- Tarefa escrita A
Pode reescrever em forma de lista mais breve o parágrafo do texto sobre a consulta pública da ESMA que começa por «Tendo como objetivo a mitigação», incluindo os quatro pontos que o compõem, sem perder os factos principais?
- Tarefa escrita B
Como prosseguiria o texto sobre a consulta pública da ESMA a partir do ponto em que termina?

- Texto
↓
Green(ish)? - o paradoxo da consulta pública da ESMA sobre as diretrizes dos nomes dos fundos que utilizam termos relacionados com a sustentabilidade ou com fatores ESG

Maria Carvalho Martins e Beatriz Batista Pereira
Maria Carvalho Martins e Beatriz Batista Pereira. Créditos: Cedidas (Sofia Leite Borges & Associados)

TRIBUNA de Maria Carvalho Martins, associada coordenadora, e Beatriz Batista Pereira, jurista, da Sofia Leite Borges & Associados.

No passado dia 18 de novembro de 2022 a ESMA lançou uma consulta pública sobre as diretrizes dos nomes dos fundos que utilizem termos relacionados com a sustentabilidade ou com fatores ESG.

Tendo como objetivo a mitigação do fenómeno de greenwashing a ESMA propõe um conjunto de requisitos para a utilização destes termos no nome dos fundos, nomeadamente:

  1. Para a inclusão de termos relacionados com fatores ESG o fundo tem de alocar no mínimo 80% dos seus investimentos à realização de objetivos ambientais ou sociais;
  1. Para a inclusão da palavra «sustentável» o fundo tem de alocar, dentro da proporção mínima de 80%, pelos menos 50% dos investimentos com vista a atingir as características e os objetivos definidos como sustentáveis;
  1. Introdução de salvaguardas mínimas, incluindo em matéria de critérios de exclusão, tal como definidos no artigo 12.º, n.ºs 1 e 2 do Regulamento Delegado (UE) 2020/2018, referente aos índices de referência (benchmark); e
  1. Para a inclusão da expressão impacto o fundo deve, adicionalmente, garantir que os investimentos são efetuados com a intenção de gerar um impacto social ou ambiental positivo e mensurável.

Sem prejuízo de, em termos abstratos, concordarmos com a necessidade de regulamentação desta matéria, temos algumas reticências quanto à metodologia adotada considerando que esta não só não se demonstra apta a mitigar o referido fenómeno como pode, de forma paradoxal, promover um incremento deste e de outros efeitos nefastos1. Sobre isto refletiremos em seguida.

A introdução de um critério quantitativo e matemático (mensurável), é um meio racional e objetivo de delimitação da possibilidade de inclusão destes termos nos nomes dos fundos. Contudo, é necessário que os critérios e conceitos sobre os quais assenta a quantificação se encontrem previamente determinados

Tendo por referência os conceitos em apreço, verifica-se que estes são (ainda) demasiado amplos e ambíguos, pelo que criam uma válvula de escape com efeitos paradoxais e impacto em várias dimensões.

Neste sentido, ao nível do mercado a ambiguidade conceptual pode conduzir a uma discrepância de interpretações por cada ANC gerando incerteza e instabilidade jurídicas.

No âmbito dos OIC, a maleabilidade conceptual tem como resultado a possibilidade de os fundos moldarem e determinarem estes conceitos como mais conveniente, podendo assim contornar estes limites, verificando-se um incremento do fenómeno que se pretende combater2.
↑
- Dados apresentados
↓
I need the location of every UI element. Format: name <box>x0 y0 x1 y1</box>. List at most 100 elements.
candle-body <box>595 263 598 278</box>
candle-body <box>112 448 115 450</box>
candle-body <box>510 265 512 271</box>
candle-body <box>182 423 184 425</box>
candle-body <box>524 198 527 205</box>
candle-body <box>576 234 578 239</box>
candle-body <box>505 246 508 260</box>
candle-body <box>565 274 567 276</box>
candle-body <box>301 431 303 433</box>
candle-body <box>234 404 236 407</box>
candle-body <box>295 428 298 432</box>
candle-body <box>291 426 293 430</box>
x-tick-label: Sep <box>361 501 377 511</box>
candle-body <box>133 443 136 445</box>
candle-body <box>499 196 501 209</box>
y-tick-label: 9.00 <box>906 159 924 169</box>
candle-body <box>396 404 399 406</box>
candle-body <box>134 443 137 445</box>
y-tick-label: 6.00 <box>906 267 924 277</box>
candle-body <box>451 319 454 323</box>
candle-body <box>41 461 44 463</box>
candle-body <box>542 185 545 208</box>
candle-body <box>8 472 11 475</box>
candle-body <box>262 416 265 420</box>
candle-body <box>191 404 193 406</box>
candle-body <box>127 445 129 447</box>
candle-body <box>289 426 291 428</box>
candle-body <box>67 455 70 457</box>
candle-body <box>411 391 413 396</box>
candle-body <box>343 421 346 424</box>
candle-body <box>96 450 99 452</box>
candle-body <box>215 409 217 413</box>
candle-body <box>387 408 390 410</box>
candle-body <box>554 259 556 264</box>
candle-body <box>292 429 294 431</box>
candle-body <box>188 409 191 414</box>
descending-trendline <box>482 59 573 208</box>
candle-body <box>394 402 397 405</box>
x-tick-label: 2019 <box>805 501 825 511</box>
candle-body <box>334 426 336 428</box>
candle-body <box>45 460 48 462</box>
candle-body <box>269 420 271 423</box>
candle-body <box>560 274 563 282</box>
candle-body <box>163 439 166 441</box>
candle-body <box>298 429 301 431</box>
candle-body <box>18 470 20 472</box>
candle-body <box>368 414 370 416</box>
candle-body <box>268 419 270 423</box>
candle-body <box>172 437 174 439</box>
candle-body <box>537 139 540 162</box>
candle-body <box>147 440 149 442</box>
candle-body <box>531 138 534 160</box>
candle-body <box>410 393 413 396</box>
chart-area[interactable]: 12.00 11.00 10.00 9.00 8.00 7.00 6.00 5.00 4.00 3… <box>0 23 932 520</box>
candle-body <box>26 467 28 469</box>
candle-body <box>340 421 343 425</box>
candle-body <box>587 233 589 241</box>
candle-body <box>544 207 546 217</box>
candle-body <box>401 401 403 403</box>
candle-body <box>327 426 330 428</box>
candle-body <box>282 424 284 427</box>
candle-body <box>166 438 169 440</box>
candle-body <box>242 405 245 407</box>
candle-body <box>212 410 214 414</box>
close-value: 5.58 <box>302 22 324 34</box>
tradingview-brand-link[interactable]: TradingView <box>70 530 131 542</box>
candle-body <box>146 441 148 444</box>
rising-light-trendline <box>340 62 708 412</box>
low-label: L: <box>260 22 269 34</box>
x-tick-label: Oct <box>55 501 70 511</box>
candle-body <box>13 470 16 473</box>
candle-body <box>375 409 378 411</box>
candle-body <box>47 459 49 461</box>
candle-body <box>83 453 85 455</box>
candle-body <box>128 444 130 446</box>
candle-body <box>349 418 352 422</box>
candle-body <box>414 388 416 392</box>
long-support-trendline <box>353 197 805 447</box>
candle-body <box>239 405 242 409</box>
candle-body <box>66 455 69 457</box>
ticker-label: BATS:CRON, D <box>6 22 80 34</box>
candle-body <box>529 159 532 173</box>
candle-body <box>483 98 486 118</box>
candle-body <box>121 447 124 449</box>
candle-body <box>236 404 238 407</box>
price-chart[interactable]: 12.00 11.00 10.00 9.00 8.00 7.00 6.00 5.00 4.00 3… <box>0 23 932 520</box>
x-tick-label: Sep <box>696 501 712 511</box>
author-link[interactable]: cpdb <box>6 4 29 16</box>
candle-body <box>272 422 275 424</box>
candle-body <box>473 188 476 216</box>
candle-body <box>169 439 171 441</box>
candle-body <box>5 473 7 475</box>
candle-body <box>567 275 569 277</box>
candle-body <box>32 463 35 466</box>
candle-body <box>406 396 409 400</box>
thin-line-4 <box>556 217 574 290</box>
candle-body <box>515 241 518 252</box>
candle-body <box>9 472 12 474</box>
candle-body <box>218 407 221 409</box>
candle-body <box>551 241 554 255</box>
↑
- Resultado do exercício A
Para mitigar o greenwashing, a ESMA propõe estes requisitos para o uso de termos de sustentabilidade no nome dos fundos:
- Termos ESG: pelo menos 80% dos investimentos alocados a objetivos ambientais ou sociais.
- Palavra «sustentável»: dentro desses 80%, pelo menos 50% dos investimentos dirigidos a características e objetivos definidos como sustentáveis.
- Salvaguardas mínimas, incluindo critérios de exclusão, conforme o artigo 12.º, n.ºs 1 e 2, do Regulamento Delegado (UE) 2020/2018, relativo aos índices de referência.
- Expressão «impacto»: investimentos feitos com a intenção de gerar um impacto social ou ambiental positivo e mensurável.

- Resultado do exercício B
Finalmente, ao nível dos investidores, a introdução deste tipo de metodologia pode ainda conduzir a um incremento da sua «confusão», por oposição à desejável clarificação na medida em que um fundo pode alocar 79% dos seus investimentos para promoção de fatores ESG ou investimentos sustentáveis e, ainda assim, não poder conter no seu nome esse termo

Adicionalmente, afigura-se, que os critérios aqui propostos vão além do legalmente exigível, não nos podendo olvidar de considerar qual o papel das orientações – (apenas) concretizar e densificar os deveres legais3 - e o potencial incremento do fenómeno de green-bleaching com a criação de restrições adicionais infundadas.

A solução para os problemas acima referidos, deve ser procurada em dois momentos distintos:

Numa primeira fase através da leitura conjunta dos vários diplomas, de natureza geral e especial, para daí retirarmos o dever de atuação de forma leal e honesta. Este dever materializa-se, necessariamente, na necessidade de o nome do fundo corresponder efetivamente aos seus objetivos e política de investimento.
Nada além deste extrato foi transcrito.